● Written exercise:
Write each record again exactly as it stands.

****

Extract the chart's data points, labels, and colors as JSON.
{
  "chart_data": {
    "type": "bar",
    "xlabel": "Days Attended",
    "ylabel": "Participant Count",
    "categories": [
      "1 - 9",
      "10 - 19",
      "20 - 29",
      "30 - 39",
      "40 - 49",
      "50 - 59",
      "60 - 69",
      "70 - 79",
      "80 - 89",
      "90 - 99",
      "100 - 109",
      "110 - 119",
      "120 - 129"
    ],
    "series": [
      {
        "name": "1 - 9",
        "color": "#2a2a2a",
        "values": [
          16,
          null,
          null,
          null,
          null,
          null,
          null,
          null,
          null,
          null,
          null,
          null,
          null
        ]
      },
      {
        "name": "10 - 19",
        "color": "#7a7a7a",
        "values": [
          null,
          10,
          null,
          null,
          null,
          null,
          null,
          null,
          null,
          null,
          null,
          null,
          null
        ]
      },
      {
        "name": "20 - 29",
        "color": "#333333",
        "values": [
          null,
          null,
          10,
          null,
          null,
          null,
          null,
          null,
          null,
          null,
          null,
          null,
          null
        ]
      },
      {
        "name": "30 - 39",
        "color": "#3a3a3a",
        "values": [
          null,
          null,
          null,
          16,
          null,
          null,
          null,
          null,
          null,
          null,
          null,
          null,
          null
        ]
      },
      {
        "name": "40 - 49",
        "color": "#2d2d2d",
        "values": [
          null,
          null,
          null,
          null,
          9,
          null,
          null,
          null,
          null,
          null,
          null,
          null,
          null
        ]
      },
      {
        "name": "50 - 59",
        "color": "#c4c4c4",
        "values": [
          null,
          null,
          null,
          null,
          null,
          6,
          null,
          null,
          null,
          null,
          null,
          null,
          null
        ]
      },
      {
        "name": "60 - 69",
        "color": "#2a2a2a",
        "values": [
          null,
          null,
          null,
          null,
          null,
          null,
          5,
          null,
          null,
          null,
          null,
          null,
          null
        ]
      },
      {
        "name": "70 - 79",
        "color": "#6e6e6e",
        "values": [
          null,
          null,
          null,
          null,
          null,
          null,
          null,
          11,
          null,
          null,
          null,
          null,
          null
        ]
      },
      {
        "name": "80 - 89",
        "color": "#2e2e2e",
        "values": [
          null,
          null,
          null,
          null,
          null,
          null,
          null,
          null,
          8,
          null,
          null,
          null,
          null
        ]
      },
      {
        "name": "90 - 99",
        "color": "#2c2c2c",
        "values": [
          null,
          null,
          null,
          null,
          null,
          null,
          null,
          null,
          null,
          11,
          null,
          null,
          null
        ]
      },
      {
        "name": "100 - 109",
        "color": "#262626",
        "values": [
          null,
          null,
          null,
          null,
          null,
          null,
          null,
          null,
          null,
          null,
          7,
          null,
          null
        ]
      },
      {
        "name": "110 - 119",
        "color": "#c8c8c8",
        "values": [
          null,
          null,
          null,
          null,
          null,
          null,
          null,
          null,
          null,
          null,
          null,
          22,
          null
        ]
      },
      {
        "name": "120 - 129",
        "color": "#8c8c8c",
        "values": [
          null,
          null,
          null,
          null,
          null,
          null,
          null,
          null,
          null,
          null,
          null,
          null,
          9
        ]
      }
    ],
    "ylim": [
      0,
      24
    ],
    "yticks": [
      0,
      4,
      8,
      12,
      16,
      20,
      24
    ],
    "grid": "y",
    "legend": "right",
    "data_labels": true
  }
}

****

● Solution for this problem:
Extract the chart's data points, labels, and colors as JSON.
{
  "chart_data": {
    "type": "bar",
    "xlabel": "Days Attended",
    "ylabel": "Participant Count",
    "categories": [
      "1 - 9",
      "10 - 19",
      "20 - 29",
      "30 - 39",
      "40 - 49",
      "50 - 59",
      "60 - 69",
      "70 - 79",
      "80 - 89",
      "90 - 99",
      "100 - 109",
      "110 - 119",
      "120 - 129"
    ],
    "series": [
      {
        "name": "1 - 9",
        "color": "#2a2a2a",
        "values": [
          16,
          null,
          null,
          null,
          null,
          null,
          null,
          null,
          null,
          null,
          null,
          null,
          null
        ]
      },
      {
        "name": "10 - 19",
        "color": "#7a7a7a",
        "values": [
          null,
          10,
          null,
          null,
          null,
          null,
          null,
          null,
          null,
          null,
          null,
          null,
          null
        ]
      },
      {
        "name": "20 - 29",
        "color": "#333333",
        "values": [
          null,
          null,
          10,
          null,
          null,
          null,
          null,
          null,
          null,
          null,
          null,
          null,
          null
        ]
      },
      {
        "name": "30 - 39",
        "color": "#3a3a3a",
        "values": [
          null,
          null,
          null,
          16,
          null,
          null,
          null,
          null,
          null,
          null,
          null,
          null,
          null
        ]
      },
      {
        "name": "40 - 49",
        "color": "#2d2d2d",
        "values": [
          null,
          null,
          null,
          null,
          9,
          null,
          null,
          null,
          null,
          null,
          null,
          null,
          null
        ]
      },
      {
        "name": "50 - 59",
        "color": "#c4c4c4",
        "values": [
          null,
          null,
          null,
          null,
          null,
          6,
          null,
          null,
          null,
          null,
          null,
          null,
          null
        ]
      },
      {
        "name": "60 - 69",
        "color": "#2a2a2a",
        "values": [
          null,
          null,
          null,
          null,
          null,
          null,
          5,
          null,
          null,
          null,
          null,
          null,
          null
        ]
      },
      {
        "name": "70 - 79",
        "color": "#6e6e6e",
        "values": [
          null,
          null,
          null,
          null,
          null,
          null,
          null,
          11,
          null,
          null,
          null,
          null,
          null
        ]
      },
      {
        "name": "80 - 89",
        "color": "#2e2e2e",
        "values": [
          null,
          null,
          null,
          null,
          null,
          null,
          null,
          null,
          8,
          null,
          null,
          null,
          null
        ]
      },
      {
        "name": "90 - 99",
        "color": "#2c2c2c",
        "values": [
          null,
          null,
          null,
          null,
          null,
          null,
          null,
          null,
          null,
          11,
          null,
          null,
          null
        ]
      },
      {
        "name": "100 - 109",
        "color": "#262626",
        "values": [
          null,
          null,
          null,
          null,
          null,
          null,
          null,
          null,
          null,
          null,
          7,
          null,
          null
        ]
      },
      {
        "name": "110 - 119",
        "color": "#c8c8c8",
        "values": [
          null,
          null,
          null,
          null,
          null,
          null,
          null,
          null,
          null,
          null,
          null,
          22,
          null
        ]
      },
      {
        "name": "120 - 129",
        "color": "#8c8c8c",
        "values": [
          null,
          null,
          null,
          null,
          null,
          null,
          null,
          null,
          null,
          null,
          null,
          null,
          9
        ]
      }
    ],
    "ylim": [
      0,
      24
    ],
    "yticks": [
      0,
      4,
      8,
      12,
      16,
      20,
      24
    ],
    "grid": "y",
    "legend": "right",
    "data_labels": true
  }
}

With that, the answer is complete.